Find the word "list" in the data. Return every line where it appears.

* * * *

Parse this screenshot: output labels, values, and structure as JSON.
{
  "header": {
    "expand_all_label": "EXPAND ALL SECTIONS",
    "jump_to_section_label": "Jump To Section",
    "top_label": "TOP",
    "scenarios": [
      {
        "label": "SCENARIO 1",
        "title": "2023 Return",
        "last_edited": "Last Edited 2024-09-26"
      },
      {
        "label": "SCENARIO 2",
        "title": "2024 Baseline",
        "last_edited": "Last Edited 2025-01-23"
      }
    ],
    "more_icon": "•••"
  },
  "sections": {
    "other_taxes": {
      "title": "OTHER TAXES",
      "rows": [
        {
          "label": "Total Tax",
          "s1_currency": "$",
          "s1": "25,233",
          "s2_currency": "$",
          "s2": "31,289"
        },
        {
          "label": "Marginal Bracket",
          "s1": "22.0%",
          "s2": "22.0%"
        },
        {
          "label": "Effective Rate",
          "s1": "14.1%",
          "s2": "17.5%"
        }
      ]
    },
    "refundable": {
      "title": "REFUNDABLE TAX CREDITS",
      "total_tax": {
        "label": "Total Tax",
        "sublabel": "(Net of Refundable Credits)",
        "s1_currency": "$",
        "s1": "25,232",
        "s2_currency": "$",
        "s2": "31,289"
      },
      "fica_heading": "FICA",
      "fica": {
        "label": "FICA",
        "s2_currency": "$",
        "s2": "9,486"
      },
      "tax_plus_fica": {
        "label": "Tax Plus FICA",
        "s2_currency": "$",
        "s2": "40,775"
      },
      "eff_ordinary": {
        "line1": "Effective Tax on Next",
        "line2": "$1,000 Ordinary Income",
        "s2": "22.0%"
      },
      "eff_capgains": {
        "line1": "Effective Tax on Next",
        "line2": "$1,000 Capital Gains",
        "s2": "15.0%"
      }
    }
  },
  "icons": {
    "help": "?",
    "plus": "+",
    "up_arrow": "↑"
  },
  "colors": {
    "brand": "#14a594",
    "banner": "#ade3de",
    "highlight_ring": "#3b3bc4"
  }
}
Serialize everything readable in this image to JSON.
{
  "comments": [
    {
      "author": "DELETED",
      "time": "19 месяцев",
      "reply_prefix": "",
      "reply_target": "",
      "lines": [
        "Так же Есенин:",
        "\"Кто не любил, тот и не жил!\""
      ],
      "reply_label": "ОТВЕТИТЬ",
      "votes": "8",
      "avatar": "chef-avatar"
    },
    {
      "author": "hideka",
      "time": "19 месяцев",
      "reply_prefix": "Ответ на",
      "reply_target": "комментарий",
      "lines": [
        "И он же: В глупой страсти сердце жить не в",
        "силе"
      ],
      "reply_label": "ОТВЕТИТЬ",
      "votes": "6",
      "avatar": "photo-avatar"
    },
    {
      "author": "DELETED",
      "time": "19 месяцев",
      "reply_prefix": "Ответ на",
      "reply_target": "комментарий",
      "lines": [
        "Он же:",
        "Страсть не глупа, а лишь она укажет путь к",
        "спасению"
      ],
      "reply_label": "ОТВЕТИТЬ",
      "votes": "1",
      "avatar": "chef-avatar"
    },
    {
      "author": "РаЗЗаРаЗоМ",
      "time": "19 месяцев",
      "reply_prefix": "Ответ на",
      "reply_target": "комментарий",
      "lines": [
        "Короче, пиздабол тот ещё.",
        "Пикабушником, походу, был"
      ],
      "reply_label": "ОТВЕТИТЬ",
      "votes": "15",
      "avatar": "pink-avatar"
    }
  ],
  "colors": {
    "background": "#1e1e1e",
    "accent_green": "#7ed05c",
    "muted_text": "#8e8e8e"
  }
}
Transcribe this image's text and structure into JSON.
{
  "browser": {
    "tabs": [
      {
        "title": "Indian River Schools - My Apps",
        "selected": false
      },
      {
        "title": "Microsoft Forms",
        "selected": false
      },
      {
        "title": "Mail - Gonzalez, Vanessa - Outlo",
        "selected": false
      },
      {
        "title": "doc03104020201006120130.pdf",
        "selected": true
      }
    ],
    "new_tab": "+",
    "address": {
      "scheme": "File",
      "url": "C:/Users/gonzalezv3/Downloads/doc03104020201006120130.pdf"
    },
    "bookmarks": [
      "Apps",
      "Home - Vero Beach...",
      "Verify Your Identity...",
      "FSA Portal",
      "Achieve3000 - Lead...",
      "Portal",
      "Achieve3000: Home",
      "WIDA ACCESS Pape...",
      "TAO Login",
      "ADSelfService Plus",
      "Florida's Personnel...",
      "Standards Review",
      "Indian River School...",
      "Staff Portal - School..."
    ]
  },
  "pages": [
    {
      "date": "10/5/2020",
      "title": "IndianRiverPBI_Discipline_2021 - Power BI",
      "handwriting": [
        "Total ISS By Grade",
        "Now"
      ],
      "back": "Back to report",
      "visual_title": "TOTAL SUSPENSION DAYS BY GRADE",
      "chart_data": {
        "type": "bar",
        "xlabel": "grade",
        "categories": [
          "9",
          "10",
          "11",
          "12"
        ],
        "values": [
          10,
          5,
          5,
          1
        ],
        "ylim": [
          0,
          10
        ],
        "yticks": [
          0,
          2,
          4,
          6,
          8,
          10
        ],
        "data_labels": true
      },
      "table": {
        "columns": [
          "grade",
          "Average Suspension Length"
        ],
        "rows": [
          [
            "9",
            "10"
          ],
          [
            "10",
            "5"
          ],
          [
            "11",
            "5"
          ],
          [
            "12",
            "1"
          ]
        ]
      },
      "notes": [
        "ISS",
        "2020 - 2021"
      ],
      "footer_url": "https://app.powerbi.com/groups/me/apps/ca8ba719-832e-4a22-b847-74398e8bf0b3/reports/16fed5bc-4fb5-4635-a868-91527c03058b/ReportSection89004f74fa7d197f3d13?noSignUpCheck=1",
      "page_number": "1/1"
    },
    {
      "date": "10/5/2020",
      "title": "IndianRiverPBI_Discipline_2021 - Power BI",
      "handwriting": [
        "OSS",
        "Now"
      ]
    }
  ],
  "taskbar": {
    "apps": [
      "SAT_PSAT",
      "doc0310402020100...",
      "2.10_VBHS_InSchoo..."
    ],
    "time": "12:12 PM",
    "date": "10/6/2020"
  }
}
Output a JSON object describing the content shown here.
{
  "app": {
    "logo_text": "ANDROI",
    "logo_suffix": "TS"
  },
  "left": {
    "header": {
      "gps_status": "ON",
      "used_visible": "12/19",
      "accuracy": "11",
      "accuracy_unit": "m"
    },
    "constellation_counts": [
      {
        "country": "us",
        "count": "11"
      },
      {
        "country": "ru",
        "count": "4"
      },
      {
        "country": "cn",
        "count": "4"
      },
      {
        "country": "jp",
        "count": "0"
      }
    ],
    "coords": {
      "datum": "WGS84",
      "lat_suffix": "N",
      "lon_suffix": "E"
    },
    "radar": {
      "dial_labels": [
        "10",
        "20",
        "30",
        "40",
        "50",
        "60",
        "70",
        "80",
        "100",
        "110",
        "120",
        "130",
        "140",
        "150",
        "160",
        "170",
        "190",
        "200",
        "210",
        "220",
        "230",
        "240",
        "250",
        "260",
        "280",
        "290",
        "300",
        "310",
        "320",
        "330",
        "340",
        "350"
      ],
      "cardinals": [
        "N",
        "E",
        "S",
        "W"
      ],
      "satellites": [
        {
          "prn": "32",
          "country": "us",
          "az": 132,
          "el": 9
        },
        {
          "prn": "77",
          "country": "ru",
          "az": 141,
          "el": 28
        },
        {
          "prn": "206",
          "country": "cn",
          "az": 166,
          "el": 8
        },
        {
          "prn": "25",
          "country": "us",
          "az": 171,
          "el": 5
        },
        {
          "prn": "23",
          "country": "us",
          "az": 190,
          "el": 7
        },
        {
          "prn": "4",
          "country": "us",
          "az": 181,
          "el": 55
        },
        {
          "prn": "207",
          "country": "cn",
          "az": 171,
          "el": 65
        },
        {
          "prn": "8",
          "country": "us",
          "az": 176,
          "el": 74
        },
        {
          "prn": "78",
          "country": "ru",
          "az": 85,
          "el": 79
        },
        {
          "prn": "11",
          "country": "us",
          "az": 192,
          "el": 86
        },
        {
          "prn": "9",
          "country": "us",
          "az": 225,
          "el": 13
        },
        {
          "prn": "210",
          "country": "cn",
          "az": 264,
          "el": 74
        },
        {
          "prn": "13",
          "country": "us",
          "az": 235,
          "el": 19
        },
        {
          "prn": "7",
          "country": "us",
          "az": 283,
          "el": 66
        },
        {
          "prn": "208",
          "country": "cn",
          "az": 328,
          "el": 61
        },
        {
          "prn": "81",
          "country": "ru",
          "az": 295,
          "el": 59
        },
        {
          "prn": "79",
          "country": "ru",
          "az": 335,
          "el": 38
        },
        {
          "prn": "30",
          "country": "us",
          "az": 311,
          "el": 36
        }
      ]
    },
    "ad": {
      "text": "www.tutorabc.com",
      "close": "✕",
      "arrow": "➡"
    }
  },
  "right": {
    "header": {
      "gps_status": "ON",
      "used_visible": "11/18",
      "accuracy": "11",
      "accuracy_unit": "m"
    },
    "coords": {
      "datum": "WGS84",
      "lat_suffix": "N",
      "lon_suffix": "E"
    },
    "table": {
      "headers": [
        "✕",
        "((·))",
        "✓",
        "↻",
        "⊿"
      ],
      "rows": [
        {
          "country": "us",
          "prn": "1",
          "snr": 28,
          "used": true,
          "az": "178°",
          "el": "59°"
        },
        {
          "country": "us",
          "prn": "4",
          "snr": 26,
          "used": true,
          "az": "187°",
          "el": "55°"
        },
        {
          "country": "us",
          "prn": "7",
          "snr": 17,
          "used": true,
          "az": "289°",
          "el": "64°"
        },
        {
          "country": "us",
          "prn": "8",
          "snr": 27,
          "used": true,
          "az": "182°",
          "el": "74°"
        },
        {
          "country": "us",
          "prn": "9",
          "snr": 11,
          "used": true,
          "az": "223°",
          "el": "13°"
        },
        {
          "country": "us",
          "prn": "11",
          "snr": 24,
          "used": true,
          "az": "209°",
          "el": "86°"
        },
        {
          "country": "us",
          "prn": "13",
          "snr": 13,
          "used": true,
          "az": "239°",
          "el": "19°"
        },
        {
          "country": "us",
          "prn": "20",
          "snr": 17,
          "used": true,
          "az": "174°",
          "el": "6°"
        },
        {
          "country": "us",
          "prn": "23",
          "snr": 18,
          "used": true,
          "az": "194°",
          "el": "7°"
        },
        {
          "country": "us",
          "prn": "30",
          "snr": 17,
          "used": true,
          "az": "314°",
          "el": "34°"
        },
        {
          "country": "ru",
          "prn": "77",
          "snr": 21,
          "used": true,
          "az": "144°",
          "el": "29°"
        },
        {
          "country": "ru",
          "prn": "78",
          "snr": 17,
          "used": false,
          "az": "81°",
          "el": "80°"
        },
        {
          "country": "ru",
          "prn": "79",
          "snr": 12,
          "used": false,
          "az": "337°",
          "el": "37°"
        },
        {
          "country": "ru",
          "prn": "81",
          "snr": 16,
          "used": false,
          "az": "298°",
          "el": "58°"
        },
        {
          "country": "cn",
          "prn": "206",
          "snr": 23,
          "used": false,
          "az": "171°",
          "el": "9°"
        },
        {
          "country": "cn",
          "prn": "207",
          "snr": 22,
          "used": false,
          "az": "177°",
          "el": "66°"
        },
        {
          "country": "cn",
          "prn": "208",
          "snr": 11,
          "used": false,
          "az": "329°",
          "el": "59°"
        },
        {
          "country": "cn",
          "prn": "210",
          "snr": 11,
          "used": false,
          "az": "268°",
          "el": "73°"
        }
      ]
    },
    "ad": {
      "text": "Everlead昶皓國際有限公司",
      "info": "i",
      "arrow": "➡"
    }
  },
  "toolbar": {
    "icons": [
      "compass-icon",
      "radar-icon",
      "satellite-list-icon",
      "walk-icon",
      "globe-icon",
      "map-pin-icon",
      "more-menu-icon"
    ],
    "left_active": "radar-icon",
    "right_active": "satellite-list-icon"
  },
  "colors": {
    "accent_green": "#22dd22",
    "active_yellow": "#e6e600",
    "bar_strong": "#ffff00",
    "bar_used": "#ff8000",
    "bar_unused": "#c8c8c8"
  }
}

* * * *

Solution for this exercise -
      "satellite-list-icon",
    "right_active": "satellite-list-icon"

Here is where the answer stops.